▶ [To do] Copy every record below, exactly as written.

▶ [Given information]
#####

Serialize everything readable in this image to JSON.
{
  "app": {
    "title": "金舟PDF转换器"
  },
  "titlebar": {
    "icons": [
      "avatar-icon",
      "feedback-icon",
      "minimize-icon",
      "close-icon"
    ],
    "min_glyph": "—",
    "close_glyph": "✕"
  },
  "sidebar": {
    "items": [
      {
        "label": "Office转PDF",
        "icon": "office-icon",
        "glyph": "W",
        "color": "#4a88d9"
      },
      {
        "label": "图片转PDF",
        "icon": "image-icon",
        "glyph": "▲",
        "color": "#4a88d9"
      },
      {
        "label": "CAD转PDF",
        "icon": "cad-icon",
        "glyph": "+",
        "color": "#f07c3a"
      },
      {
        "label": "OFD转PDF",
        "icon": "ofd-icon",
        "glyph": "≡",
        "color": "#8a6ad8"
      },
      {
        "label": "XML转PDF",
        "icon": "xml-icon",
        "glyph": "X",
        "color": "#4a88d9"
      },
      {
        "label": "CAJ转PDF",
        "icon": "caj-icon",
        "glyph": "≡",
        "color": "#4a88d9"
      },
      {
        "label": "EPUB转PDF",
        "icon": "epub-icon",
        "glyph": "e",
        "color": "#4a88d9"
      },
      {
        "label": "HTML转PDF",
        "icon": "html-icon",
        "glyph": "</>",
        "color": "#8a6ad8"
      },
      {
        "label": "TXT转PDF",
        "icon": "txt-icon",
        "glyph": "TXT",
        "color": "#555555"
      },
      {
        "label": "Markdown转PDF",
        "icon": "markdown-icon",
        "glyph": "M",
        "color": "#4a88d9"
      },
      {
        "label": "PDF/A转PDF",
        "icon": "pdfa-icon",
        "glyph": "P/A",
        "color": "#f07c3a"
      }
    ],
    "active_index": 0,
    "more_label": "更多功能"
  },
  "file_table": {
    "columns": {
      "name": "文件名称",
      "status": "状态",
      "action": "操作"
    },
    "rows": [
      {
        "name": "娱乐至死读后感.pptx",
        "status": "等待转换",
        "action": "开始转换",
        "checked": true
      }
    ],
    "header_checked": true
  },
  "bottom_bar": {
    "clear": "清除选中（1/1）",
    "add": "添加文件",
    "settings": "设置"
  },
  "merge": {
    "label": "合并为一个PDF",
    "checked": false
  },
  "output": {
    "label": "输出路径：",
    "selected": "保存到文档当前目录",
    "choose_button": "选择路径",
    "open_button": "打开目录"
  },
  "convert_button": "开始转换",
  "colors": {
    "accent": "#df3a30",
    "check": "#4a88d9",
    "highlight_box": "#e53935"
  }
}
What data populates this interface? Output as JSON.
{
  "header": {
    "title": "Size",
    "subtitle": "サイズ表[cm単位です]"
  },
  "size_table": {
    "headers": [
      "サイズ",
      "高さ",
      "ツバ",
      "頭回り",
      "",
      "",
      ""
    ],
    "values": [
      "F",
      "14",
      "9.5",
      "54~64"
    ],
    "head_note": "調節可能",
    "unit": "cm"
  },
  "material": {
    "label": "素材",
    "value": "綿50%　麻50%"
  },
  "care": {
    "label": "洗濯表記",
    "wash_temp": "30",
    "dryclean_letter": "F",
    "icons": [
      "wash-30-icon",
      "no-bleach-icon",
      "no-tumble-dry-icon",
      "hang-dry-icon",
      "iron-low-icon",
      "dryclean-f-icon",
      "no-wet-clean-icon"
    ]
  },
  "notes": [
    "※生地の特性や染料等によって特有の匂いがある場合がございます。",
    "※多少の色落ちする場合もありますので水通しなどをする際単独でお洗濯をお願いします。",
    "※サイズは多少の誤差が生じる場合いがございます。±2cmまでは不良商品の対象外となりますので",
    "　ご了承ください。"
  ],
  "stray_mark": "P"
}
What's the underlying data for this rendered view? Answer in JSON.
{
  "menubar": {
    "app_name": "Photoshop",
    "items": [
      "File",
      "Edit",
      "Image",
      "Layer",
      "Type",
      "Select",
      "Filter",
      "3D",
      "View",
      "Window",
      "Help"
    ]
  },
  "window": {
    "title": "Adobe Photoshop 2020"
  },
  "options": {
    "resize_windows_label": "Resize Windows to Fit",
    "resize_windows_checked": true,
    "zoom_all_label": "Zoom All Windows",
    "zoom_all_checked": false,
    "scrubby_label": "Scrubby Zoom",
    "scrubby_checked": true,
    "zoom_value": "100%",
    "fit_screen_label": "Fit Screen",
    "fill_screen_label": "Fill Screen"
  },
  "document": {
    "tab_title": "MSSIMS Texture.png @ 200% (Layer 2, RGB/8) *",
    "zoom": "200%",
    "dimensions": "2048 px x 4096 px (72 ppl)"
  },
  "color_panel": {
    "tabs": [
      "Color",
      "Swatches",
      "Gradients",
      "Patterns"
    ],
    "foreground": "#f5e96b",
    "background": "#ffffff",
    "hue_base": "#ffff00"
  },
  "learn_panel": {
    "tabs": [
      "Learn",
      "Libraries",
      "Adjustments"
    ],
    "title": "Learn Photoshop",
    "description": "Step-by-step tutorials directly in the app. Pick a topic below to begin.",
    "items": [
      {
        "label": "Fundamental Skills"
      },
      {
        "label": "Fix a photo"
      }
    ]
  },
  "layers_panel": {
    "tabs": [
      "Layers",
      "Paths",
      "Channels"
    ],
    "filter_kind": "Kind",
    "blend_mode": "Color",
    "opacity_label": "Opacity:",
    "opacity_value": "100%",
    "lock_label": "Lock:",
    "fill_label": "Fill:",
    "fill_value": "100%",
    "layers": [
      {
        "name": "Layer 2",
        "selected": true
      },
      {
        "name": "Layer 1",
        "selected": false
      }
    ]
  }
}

#####

▶ [The solution]
Serialize everything readable in this image to JSON.
{
  "app": {
    "title": "金舟PDF转换器"
  },
  "titlebar": {
    "icons": [
      "avatar-icon",
      "feedback-icon",
      "minimize-icon",
      "close-icon"
    ],
    "min_glyph": "—",
    "close_glyph": "✕"
  },
  "sidebar": {
    "items": [
      {
        "label": "Office转PDF",
        "icon": "office-icon",
        "glyph": "W",
        "color": "#4a88d9"
      },
      {
        "label": "图片转PDF",
        "icon": "image-icon",
        "glyph": "▲",
        "color": "#4a88d9"
      },
      {
        "label": "CAD转PDF",
        "icon": "cad-icon",
        "glyph": "+",
        "color": "#f07c3a"
      },
      {
        "label": "OFD转PDF",
        "icon": "ofd-icon",
        "glyph": "≡",
        "color": "#8a6ad8"
      },
      {
        "label": "XML转PDF",
        "icon": "xml-icon",
        "glyph": "X",
        "color": "#4a88d9"
      },
      {
        "label": "CAJ转PDF",
        "icon": "caj-icon",
        "glyph": "≡",
        "color": "#4a88d9"
      },
      {
        "label": "EPUB转PDF",
        "icon": "epub-icon",
        "glyph": "e",
        "color": "#4a88d9"
      },
      {
        "label": "HTML转PDF",
        "icon": "html-icon",
        "glyph": "</>",
        "color": "#8a6ad8"
      },
      {
        "label": "TXT转PDF",
        "icon": "txt-icon",
        "glyph": "TXT",
        "color": "#555555"
      },
      {
        "label": "Markdown转PDF",
        "icon": "markdown-icon",
        "glyph": "M",
        "color": "#4a88d9"
      },
      {
        "label": "PDF/A转PDF",
        "icon": "pdfa-icon",
        "glyph": "P/A",
        "color": "#f07c3a"
      }
    ],
    "active_index": 0,
    "more_label": "更多功能"
  },
  "file_table": {
    "columns": {
      "name": "文件名称",
      "status": "状态",
      "action": "操作"
    },
    "rows": [
      {
        "name": "娱乐至死读后感.pptx",
        "status": "等待转换",
        "action": "开始转换",
        "checked": true
      }
    ],
    "header_checked": true
  },
  "bottom_bar": {
    "clear": "清除选中（1/1）",
    "add": "添加文件",
    "settings": "设置"
  },
  "merge": {
    "label": "合并为一个PDF",
    "checked": false
  },
  "output": {
    "label": "输出路径：",
    "selected": "保存到文档当前目录",
    "choose_button": "选择路径",
    "open_button": "打开目录"
  },
  "convert_button": "开始转换",
  "colors": {
    "accent": "#df3a30",
    "check": "#4a88d9",
    "highlight_box": "#e53935"
  }
}
What data populates this interface? Output as JSON.
{
  "header": {
    "title": "Size",
    "subtitle": "サイズ表[cm単位です]"
  },
  "size_table": {
    "headers": [
      "サイズ",
      "高さ",
      "ツバ",
      "頭回り",
      "",
      "",
      ""
    ],
    "values": [
      "F",
      "14",
      "9.5",
      "54~64"
    ],
    "head_note": "調節可能",
    "unit": "cm"
  },
  "material": {
    "label": "素材",
    "value": "綿50%　麻50%"
  },
  "care": {
    "label": "洗濯表記",
    "wash_temp": "30",
    "dryclean_letter": "F",
    "icons": [
      "wash-30-icon",
      "no-bleach-icon",
      "no-tumble-dry-icon",
      "hang-dry-icon",
      "iron-low-icon",
      "dryclean-f-icon",
      "no-wet-clean-icon"
    ]
  },
  "notes": [
    "※生地の特性や染料等によって特有の匂いがある場合がございます。",
    "※多少の色落ちする場合もありますので水通しなどをする際単独でお洗濯をお願いします。",
    "※サイズは多少の誤差が生じる場合いがございます。±2cmまでは不良商品の対象外となりますので",
    "　ご了承ください。"
  ],
  "stray_mark": "P"
}
What's the underlying data for this rendered view? Answer in JSON.
{
  "menubar": {
    "app_name": "Photoshop",
    "items": [
      "File",
      "Edit",
      "Image",
      "Layer",
      "Type",
      "Select",
      "Filter",
      "3D",
      "View",
      "Window",
      "Help"
    ]
  },
  "window": {
    "title": "Adobe Photoshop 2020"
  },
  "options": {
    "resize_windows_label": "Resize Windows to Fit",
    "resize_windows_checked": true,
    "zoom_all_label": "Zoom All Windows",
    "zoom_all_checked": false,
    "scrubby_label": "Scrubby Zoom",
    "scrubby_checked": true,
    "zoom_value": "100%",
    "fit_screen_label": "Fit Screen",
    "fill_screen_label": "Fill Screen"
  },
  "document": {
    "tab_title": "MSSIMS Texture.png @ 200% (Layer 2, RGB/8) *",
    "zoom": "200%",
    "dimensions": "2048 px x 4096 px (72 ppl)"
  },
  "color_panel": {
    "tabs": [
      "Color",
      "Swatches",
      "Gradients",
      "Patterns"
    ],
    "foreground": "#f5e96b",
    "background": "#ffffff",
    "hue_base": "#ffff00"
  },
  "learn_panel": {
    "tabs": [
      "Learn",
      "Libraries",
      "Adjustments"
    ],
    "title": "Learn Photoshop",
    "description": "Step-by-step tutorials directly in the app. Pick a topic below to begin.",
    "items": [
      {
        "label": "Fundamental Skills"
      },
      {
        "label": "Fix a photo"
      }
    ]
  },
  "layers_panel": {
    "tabs": [
      "Layers",
      "Paths",
      "Channels"
    ],
    "filter_kind": "Kind",
    "blend_mode": "Color",
    "opacity_label": "Opacity:",
    "opacity_value": "100%",
    "lock_label": "Lock:",
    "fill_label": "Fill:",
    "fill_value": "100%",
    "layers": [
      {
        "name": "Layer 2",
        "selected": true
      },
      {
        "name": "Layer 1",
        "selected": false
      }
    ]
  }
}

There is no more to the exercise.